◆ What the exercise asks ◆
Your answer should be a single number: the count of lines containing the string "ylabel".

Excerpts from a figure dataset:

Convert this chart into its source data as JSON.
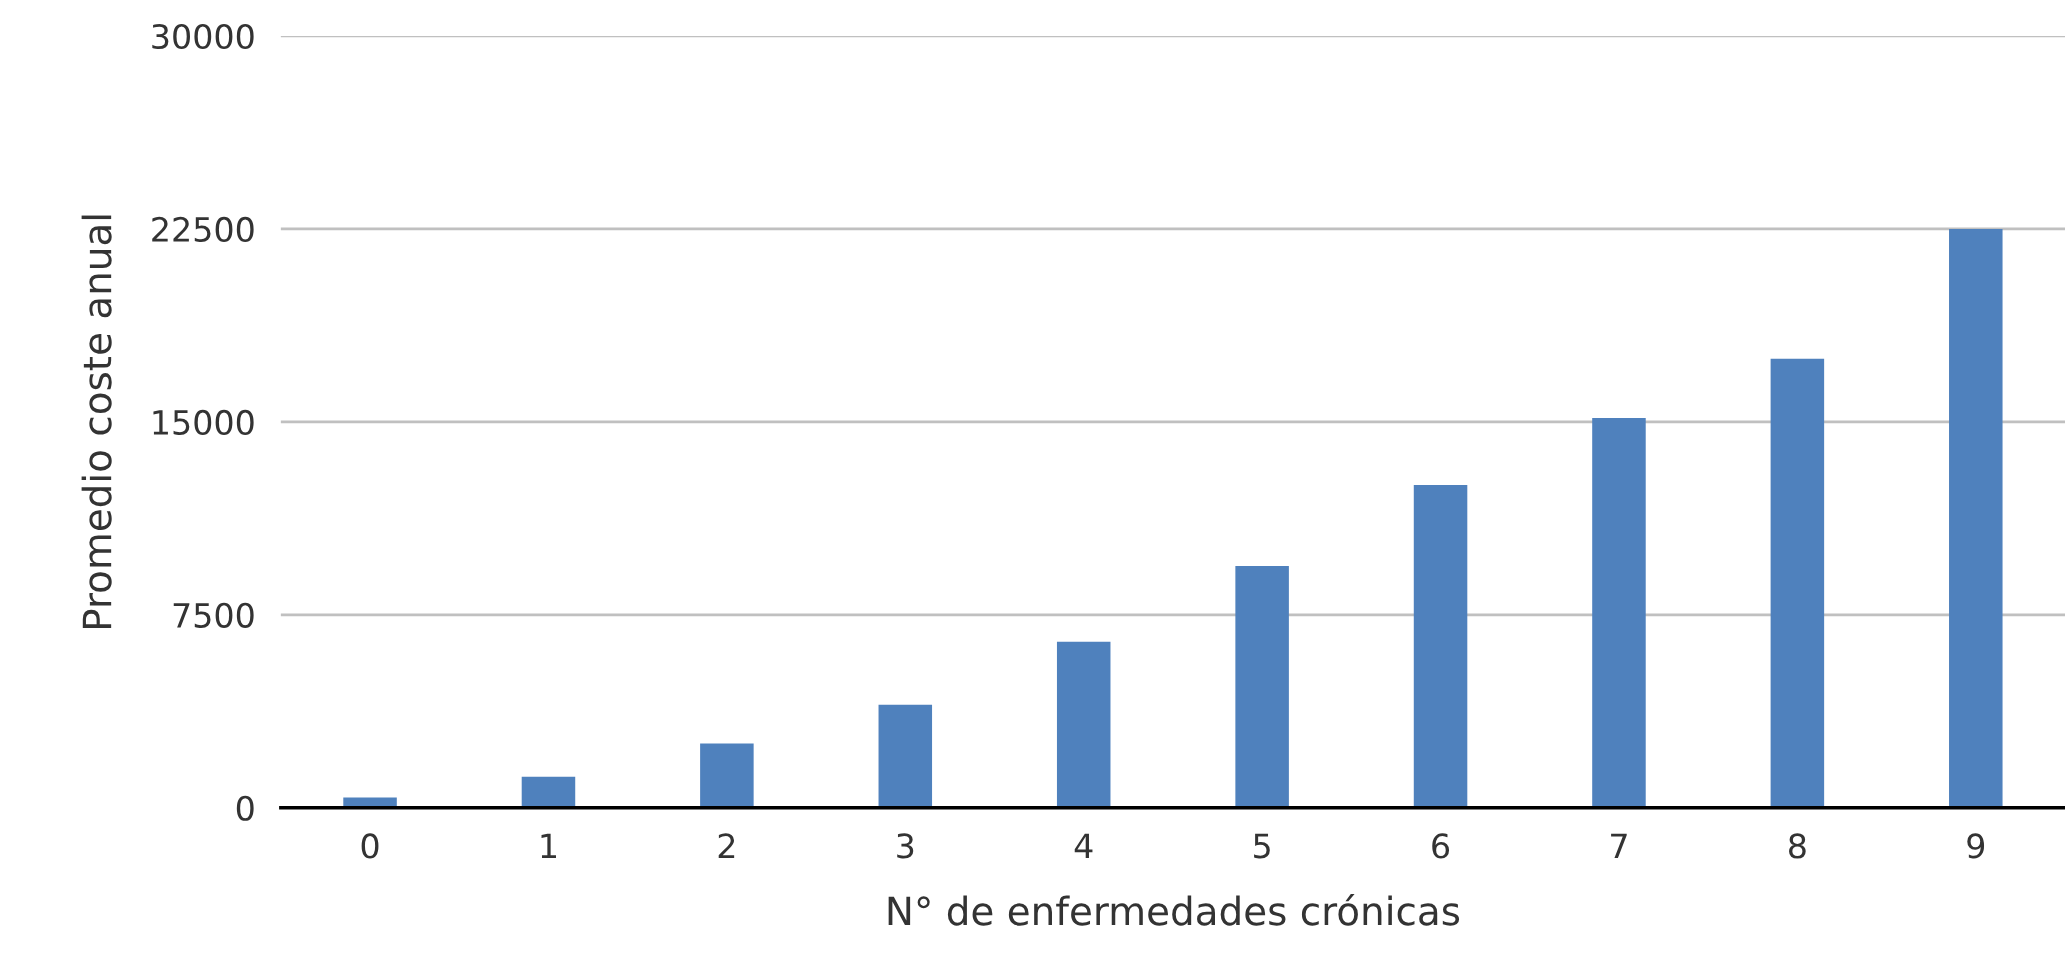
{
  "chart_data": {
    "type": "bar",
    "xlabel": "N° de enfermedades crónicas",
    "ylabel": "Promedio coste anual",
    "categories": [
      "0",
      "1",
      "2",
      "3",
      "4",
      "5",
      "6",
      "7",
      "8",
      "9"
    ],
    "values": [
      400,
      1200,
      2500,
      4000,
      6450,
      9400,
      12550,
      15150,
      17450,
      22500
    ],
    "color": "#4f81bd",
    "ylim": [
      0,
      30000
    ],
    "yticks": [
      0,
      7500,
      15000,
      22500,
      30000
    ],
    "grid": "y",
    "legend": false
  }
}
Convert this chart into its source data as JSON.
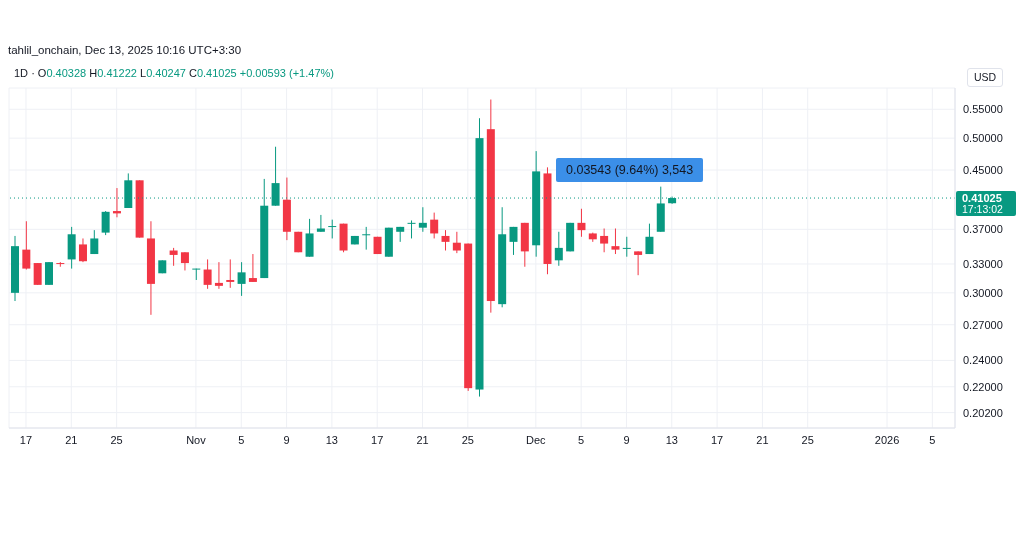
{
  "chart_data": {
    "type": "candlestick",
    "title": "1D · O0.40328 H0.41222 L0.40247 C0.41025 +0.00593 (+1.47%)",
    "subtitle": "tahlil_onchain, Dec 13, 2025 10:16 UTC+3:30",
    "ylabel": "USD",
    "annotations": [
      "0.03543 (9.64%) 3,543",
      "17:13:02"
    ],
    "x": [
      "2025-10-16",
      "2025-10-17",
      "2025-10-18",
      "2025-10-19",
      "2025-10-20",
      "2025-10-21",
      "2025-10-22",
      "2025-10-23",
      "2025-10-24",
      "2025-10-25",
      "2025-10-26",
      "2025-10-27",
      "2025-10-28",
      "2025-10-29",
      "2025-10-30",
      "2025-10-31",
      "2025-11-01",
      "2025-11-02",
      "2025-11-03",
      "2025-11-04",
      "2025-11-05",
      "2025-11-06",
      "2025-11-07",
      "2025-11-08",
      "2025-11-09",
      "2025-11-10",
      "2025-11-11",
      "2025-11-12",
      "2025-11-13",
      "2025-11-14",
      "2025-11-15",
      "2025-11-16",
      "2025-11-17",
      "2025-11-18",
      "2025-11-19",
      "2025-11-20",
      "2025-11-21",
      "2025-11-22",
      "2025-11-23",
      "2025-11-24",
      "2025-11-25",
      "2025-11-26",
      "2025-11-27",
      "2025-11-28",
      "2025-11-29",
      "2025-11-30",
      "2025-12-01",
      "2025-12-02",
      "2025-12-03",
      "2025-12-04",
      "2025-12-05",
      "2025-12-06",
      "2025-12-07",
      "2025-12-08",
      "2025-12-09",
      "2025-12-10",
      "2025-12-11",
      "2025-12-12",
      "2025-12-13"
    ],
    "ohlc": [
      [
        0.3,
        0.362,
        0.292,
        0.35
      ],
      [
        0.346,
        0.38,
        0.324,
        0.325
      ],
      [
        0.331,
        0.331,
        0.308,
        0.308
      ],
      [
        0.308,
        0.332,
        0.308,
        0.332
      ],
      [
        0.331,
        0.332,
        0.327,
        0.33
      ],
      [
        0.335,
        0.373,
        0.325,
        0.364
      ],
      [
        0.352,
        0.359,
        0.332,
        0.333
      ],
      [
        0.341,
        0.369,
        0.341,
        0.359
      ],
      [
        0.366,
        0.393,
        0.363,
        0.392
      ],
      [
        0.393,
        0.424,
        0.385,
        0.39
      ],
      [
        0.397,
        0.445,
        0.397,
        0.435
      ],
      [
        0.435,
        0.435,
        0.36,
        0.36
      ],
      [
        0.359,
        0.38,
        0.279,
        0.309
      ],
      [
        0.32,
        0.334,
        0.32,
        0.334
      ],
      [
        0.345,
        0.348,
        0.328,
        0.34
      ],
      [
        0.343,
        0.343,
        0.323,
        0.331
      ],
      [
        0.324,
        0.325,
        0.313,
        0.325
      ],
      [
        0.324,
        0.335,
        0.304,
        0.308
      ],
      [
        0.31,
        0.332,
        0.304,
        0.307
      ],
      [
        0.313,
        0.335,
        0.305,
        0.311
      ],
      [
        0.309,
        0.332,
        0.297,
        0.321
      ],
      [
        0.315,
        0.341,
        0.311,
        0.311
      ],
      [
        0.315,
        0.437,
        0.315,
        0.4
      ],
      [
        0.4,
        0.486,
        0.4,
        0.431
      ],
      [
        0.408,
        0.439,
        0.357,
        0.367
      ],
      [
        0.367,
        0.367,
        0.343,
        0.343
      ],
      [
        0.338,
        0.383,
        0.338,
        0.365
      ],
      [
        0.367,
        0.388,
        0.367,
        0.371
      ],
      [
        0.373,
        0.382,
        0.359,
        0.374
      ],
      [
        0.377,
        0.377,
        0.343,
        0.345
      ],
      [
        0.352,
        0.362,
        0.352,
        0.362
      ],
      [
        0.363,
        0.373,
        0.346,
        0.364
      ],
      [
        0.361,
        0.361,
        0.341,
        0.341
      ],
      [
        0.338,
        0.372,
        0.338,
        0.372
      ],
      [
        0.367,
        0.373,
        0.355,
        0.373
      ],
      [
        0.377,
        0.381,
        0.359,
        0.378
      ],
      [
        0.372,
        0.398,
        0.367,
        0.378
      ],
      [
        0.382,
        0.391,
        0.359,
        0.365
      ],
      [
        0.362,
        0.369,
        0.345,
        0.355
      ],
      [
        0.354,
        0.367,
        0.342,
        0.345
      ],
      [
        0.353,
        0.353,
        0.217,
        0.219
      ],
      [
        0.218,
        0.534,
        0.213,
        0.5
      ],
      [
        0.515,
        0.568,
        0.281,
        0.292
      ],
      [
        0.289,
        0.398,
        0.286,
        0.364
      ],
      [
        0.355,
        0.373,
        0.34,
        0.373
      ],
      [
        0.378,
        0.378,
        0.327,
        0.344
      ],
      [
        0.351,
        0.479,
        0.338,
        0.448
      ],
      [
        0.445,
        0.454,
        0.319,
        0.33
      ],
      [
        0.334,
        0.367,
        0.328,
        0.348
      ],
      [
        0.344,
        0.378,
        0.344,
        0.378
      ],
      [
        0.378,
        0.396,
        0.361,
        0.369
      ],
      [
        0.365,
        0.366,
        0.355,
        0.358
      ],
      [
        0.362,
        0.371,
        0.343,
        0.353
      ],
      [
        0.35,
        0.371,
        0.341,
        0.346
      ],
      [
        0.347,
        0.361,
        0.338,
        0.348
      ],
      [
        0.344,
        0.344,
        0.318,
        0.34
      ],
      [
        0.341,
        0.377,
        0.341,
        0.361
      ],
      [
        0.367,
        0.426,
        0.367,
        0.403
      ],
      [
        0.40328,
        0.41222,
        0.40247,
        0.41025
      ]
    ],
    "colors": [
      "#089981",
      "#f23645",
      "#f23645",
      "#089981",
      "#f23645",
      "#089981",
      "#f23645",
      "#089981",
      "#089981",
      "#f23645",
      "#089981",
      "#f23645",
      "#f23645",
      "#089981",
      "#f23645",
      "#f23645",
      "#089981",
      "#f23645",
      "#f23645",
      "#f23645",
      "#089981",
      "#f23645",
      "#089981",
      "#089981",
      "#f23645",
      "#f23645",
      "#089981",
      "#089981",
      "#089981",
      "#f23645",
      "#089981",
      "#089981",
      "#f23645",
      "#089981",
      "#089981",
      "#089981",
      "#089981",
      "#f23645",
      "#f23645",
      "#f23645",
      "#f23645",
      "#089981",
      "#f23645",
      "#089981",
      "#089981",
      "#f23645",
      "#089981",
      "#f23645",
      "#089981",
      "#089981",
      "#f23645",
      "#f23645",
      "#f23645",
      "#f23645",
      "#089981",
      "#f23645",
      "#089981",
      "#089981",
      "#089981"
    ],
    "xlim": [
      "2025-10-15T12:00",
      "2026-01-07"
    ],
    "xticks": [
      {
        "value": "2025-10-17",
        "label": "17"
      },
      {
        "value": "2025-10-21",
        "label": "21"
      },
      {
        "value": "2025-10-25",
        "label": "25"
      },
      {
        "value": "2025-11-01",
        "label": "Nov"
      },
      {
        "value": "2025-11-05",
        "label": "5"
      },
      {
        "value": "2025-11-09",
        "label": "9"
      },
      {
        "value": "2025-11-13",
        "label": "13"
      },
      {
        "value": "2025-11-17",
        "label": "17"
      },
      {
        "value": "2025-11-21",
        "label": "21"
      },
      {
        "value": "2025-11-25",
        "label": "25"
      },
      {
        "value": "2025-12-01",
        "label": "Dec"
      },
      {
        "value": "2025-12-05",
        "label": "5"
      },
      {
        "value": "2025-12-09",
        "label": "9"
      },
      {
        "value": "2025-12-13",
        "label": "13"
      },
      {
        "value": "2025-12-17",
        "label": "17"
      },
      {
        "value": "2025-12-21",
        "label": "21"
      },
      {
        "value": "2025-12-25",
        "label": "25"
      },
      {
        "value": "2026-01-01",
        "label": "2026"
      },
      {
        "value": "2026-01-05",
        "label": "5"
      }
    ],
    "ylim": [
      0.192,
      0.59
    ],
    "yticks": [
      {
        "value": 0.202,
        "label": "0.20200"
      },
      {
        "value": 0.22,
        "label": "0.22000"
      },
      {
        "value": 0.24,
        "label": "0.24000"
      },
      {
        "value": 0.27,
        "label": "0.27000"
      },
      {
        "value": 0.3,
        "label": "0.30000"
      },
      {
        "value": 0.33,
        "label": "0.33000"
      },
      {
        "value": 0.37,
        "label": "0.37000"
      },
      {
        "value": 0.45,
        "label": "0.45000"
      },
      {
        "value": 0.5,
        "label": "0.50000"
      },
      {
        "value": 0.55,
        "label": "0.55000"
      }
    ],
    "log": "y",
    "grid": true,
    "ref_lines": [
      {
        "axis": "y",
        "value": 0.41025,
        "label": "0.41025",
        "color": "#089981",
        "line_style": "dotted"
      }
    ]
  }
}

◆ Solution to this exercise ◆
2